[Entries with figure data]

:::

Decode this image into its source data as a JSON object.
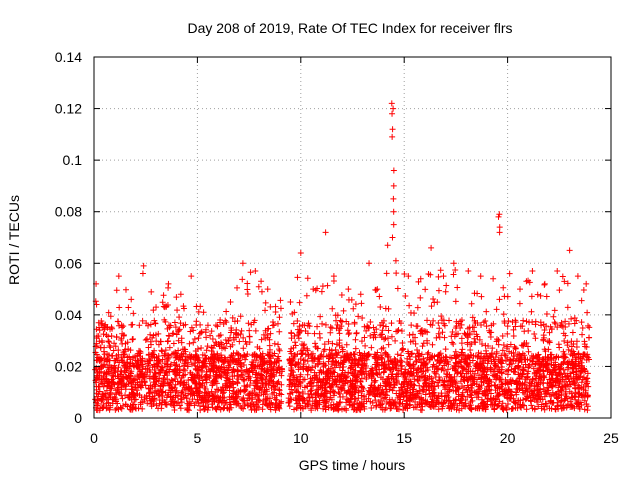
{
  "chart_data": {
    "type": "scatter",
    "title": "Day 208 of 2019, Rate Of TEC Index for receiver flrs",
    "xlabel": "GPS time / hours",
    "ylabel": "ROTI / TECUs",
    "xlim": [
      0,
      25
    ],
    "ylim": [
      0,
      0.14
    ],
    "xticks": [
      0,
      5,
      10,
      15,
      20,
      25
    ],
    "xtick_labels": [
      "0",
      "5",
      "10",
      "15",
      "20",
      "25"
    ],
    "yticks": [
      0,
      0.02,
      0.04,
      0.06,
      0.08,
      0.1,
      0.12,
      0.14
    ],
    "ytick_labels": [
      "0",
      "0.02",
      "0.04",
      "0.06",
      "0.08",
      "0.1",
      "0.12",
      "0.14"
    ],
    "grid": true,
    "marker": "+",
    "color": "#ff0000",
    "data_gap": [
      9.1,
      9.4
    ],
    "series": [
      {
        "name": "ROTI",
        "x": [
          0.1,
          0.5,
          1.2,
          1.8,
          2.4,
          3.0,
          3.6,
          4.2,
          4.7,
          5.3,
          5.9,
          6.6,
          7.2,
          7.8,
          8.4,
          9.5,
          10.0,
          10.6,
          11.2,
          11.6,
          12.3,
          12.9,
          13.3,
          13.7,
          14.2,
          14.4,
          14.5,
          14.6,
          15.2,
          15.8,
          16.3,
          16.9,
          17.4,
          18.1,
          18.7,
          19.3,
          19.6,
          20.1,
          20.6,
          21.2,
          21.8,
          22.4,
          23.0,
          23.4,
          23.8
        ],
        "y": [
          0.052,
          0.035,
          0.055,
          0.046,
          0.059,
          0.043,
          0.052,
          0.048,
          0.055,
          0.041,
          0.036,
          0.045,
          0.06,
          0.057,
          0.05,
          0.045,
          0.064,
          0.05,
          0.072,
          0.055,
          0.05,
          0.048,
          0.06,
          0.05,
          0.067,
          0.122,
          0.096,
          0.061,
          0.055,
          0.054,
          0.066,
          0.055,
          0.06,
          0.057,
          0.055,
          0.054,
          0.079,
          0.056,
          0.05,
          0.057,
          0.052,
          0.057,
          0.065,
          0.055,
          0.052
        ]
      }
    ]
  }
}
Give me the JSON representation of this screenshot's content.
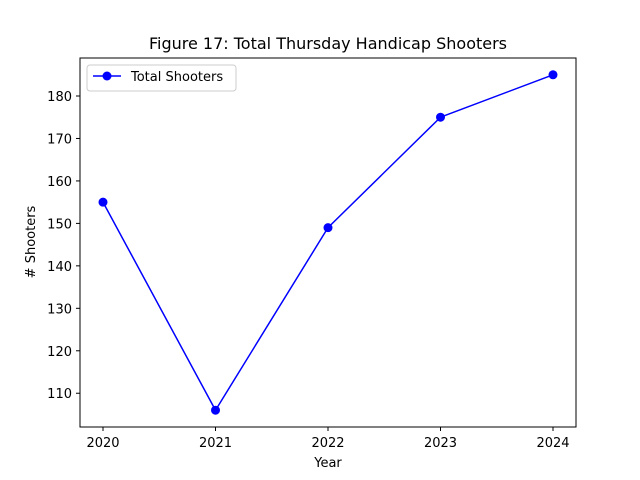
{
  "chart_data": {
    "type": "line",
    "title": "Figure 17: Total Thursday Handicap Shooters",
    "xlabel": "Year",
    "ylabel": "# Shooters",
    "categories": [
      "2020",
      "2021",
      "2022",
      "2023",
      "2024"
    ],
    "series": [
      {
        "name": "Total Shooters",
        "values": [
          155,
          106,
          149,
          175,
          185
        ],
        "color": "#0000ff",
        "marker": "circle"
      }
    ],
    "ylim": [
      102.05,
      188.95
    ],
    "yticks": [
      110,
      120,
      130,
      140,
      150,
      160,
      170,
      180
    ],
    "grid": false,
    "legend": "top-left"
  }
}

:::

Each entry should be repeated exactly as it appears; the pictures stay out.

# Answer to this problem
Decode this image into its source data as a JSON object.
{
  "chart_data": {
    "type": "scatter",
    "title": "Day 208 of 2019, Rate Of TEC Index for receiver flrs",
    "xlabel": "GPS time / hours",
    "ylabel": "ROTI / TECUs",
    "xlim": [
      0,
      25
    ],
    "ylim": [
      0,
      0.14
    ],
    "xticks": [
      0,
      5,
      10,
      15,
      20,
      25
    ],
    "xtick_labels": [
      "0",
      "5",
      "10",
      "15",
      "20",
      "25"
    ],
    "yticks": [
      0,
      0.02,
      0.04,
      0.06,
      0.08,
      0.1,
      0.12,
      0.14
    ],
    "ytick_labels": [
      "0",
      "0.02",
      "0.04",
      "0.06",
      "0.08",
      "0.1",
      "0.12",
      "0.14"
    ],
    "grid": true,
    "marker": "+",
    "color": "#ff0000",
    "data_gap": [
      9.1,
      9.4
    ],
    "series": [
      {
        "name": "ROTI",
        "x": [
          0.1,
          0.5,
          1.2,
          1.8,
          2.4,
          3.0,
          3.6,
          4.2,
          4.7,
          5.3,
          5.9,
          6.6,
          7.2,
          7.8,
          8.4,
          9.5,
          10.0,
          10.6,
          11.2,
          11.6,
          12.3,
          12.9,
          13.3,
          13.7,
          14.2,
          14.4,
          14.5,
          14.6,
          15.2,
          15.8,
          16.3,
          16.9,
          17.4,
          18.1,
          18.7,
          19.3,
          19.6,
          20.1,
          20.6,
          21.2,
          21.8,
          22.4,
          23.0,
          23.4,
          23.8
        ],
        "y": [
          0.052,
          0.035,
          0.055,
          0.046,
          0.059,
          0.043,
          0.052,
          0.048,
          0.055,
          0.041,
          0.036,
          0.045,
          0.06,
          0.057,
          0.05,
          0.045,
          0.064,
          0.05,
          0.072,
          0.055,
          0.05,
          0.048,
          0.06,
          0.05,
          0.067,
          0.122,
          0.096,
          0.061,
          0.055,
          0.054,
          0.066,
          0.055,
          0.06,
          0.057,
          0.055,
          0.054,
          0.079,
          0.056,
          0.05,
          0.057,
          0.052,
          0.057,
          0.065,
          0.055,
          0.052
        ]
      }
    ]
  }
}
Give me the JSON representation of this screenshot's content.
{
  "chart_data": {
    "type": "line",
    "title": "Figure 17: Total Thursday Handicap Shooters",
    "xlabel": "Year",
    "ylabel": "# Shooters",
    "categories": [
      "2020",
      "2021",
      "2022",
      "2023",
      "2024"
    ],
    "series": [
      {
        "name": "Total Shooters",
        "values": [
          155,
          106,
          149,
          175,
          185
        ],
        "color": "#0000ff",
        "marker": "circle"
      }
    ],
    "ylim": [
      102.05,
      188.95
    ],
    "yticks": [
      110,
      120,
      130,
      140,
      150,
      160,
      170,
      180
    ],
    "grid": false,
    "legend": "top-left"
  }
}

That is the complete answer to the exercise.